**JOB**
The entire listing is to be repeated verbatim.
-------- LISTED ENTRIES
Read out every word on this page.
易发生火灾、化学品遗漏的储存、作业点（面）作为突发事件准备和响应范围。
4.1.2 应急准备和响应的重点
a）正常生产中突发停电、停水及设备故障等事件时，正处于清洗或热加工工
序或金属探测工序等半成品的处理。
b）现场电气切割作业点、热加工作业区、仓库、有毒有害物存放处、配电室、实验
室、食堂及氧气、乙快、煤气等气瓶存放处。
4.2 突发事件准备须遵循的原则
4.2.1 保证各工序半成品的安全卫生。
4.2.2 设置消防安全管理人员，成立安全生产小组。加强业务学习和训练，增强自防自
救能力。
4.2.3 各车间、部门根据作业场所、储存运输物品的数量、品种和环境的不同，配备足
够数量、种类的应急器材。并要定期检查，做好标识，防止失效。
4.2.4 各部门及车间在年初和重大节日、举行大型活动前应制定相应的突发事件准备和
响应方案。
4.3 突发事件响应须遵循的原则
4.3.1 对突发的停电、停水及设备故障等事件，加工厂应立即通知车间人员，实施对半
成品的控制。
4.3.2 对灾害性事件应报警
----------------
**ANSWER TO THIS EXERCISE**
Read out every word on this page.
易发生火灾、化学品遗漏的储存、作业点（面）作为突发事件准备和响应范围。
4.1.2 应急准备和响应的重点
a）正常生产中突发停电、停水及设备故障等事件时，正处于清洗或热加工工
序或金属探测工序等半成品的处理。
b）现场电气切割作业点、热加工作业区、仓库、有毒有害物存放处、配电室、实验
室、食堂及氧气、乙快、煤气等气瓶存放处。
4.2 突发事件准备须遵循的原则
4.2.1 保证各工序半成品的安全卫生。
4.2.2 设置消防安全管理人员，成立安全生产小组。加强业务学习和训练，增强自防自
救能力。
4.2.3 各车间、部门根据作业场所、储存运输物品的数量、品种和环境的不同，配备足
够数量、种类的应急器材。并要定期检查，做好标识，防止失效。
4.2.4 各部门及车间在年初和重大节日、举行大型活动前应制定相应的突发事件准备和
响应方案。
4.3 突发事件响应须遵循的原则
4.3.1 对突发的停电、停水及设备故障等事件，加工厂应立即通知车间人员，实施对半
成品的控制。
4.3.2 对灾害性事件应报警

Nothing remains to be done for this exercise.